Stored items

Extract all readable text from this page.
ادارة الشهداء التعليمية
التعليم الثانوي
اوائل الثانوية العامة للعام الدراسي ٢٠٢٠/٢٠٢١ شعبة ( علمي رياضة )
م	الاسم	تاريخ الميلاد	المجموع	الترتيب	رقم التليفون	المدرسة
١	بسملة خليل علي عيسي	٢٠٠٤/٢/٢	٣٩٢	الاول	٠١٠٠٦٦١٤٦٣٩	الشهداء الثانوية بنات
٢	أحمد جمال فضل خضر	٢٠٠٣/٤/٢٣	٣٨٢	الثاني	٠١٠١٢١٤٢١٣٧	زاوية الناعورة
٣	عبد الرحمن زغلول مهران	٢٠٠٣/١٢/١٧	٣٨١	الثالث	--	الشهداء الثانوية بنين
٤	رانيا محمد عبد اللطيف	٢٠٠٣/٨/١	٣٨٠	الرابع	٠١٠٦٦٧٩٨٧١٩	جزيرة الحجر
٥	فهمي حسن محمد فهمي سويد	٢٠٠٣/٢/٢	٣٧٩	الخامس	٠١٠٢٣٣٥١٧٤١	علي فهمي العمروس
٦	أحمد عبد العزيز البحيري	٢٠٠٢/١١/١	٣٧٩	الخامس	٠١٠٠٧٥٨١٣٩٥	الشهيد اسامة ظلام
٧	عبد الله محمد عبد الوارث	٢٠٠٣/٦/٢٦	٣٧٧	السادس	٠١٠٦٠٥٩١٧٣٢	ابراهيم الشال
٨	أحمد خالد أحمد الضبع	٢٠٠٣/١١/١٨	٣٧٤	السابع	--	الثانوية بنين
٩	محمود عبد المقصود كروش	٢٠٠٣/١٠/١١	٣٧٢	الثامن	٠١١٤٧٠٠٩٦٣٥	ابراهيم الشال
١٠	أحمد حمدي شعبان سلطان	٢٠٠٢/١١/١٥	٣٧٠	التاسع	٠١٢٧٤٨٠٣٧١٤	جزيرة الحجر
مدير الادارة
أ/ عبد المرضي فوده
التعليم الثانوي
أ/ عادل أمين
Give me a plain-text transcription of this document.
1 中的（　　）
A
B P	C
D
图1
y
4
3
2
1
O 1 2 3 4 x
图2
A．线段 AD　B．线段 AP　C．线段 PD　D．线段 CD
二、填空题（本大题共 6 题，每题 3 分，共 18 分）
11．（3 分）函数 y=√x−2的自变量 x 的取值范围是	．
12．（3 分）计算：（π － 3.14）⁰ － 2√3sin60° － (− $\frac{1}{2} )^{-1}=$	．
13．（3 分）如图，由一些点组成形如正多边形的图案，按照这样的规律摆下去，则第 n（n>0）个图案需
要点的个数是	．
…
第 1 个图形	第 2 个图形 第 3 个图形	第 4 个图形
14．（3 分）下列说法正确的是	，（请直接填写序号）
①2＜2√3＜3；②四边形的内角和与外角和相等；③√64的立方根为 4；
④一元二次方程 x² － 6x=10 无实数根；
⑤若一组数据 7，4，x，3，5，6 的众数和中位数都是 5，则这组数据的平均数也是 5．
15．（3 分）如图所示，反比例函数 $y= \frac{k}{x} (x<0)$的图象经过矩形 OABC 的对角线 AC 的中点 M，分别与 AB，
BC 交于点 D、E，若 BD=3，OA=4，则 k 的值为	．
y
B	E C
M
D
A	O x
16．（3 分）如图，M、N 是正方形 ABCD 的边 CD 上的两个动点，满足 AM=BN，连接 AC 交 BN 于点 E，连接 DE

** Directions **
Write out the records above again, keeping each one identical to the original.

** Worked solution **
Extract all readable text from this page.
ادارة الشهداء التعليمية
التعليم الثانوي
اوائل الثانوية العامة للعام الدراسي ٢٠٢٠/٢٠٢١ شعبة ( علمي رياضة )
م	الاسم	تاريخ الميلاد	المجموع	الترتيب	رقم التليفون	المدرسة
١	بسملة خليل علي عيسي	٢٠٠٤/٢/٢	٣٩٢	الاول	٠١٠٠٦٦١٤٦٣٩	الشهداء الثانوية بنات
٢	أحمد جمال فضل خضر	٢٠٠٣/٤/٢٣	٣٨٢	الثاني	٠١٠١٢١٤٢١٣٧	زاوية الناعورة
٣	عبد الرحمن زغلول مهران	٢٠٠٣/١٢/١٧	٣٨١	الثالث	--	الشهداء الثانوية بنين
٤	رانيا محمد عبد اللطيف	٢٠٠٣/٨/١	٣٨٠	الرابع	٠١٠٦٦٧٩٨٧١٩	جزيرة الحجر
٥	فهمي حسن محمد فهمي سويد	٢٠٠٣/٢/٢	٣٧٩	الخامس	٠١٠٢٣٣٥١٧٤١	علي فهمي العمروس
٦	أحمد عبد العزيز البحيري	٢٠٠٢/١١/١	٣٧٩	الخامس	٠١٠٠٧٥٨١٣٩٥	الشهيد اسامة ظلام
٧	عبد الله محمد عبد الوارث	٢٠٠٣/٦/٢٦	٣٧٧	السادس	٠١٠٦٠٥٩١٧٣٢	ابراهيم الشال
٨	أحمد خالد أحمد الضبع	٢٠٠٣/١١/١٨	٣٧٤	السابع	--	الثانوية بنين
٩	محمود عبد المقصود كروش	٢٠٠٣/١٠/١١	٣٧٢	الثامن	٠١١٤٧٠٠٩٦٣٥	ابراهيم الشال
١٠	أحمد حمدي شعبان سلطان	٢٠٠٢/١١/١٥	٣٧٠	التاسع	٠١٢٧٤٨٠٣٧١٤	جزيرة الحجر
مدير الادارة
أ/ عبد المرضي فوده
التعليم الثانوي
أ/ عادل أمين
Give me a plain-text transcription of this document.
1 中的（　　）
A
B P	C
D
图1
y
4
3
2
1
O 1 2 3 4 x
图2
A．线段 AD　B．线段 AP　C．线段 PD　D．线段 CD
二、填空题（本大题共 6 题，每题 3 分，共 18 分）
11．（3 分）函数 y=√x−2的自变量 x 的取值范围是	．
12．（3 分）计算：（π － 3.14）⁰ － 2√3sin60° － (− $\frac{1}{2} )^{-1}=$	．
13．（3 分）如图，由一些点组成形如正多边形的图案，按照这样的规律摆下去，则第 n（n>0）个图案需
要点的个数是	．
…
第 1 个图形	第 2 个图形 第 3 个图形	第 4 个图形
14．（3 分）下列说法正确的是	，（请直接填写序号）
①2＜2√3＜3；②四边形的内角和与外角和相等；③√64的立方根为 4；
④一元二次方程 x² － 6x=10 无实数根；
⑤若一组数据 7，4，x，3，5，6 的众数和中位数都是 5，则这组数据的平均数也是 5．
15．（3 分）如图所示，反比例函数 $y= \frac{k}{x} (x<0)$的图象经过矩形 OABC 的对角线 AC 的中点 M，分别与 AB，
BC 交于点 D、E，若 BD=3，OA=4，则 k 的值为	．
y
B	E C
M
D
A	O x
16．（3 分）如图，M、N 是正方形 ABCD 的边 CD 上的两个动点，满足 AM=BN，连接 AC 交 BN 于点 E，连接 DE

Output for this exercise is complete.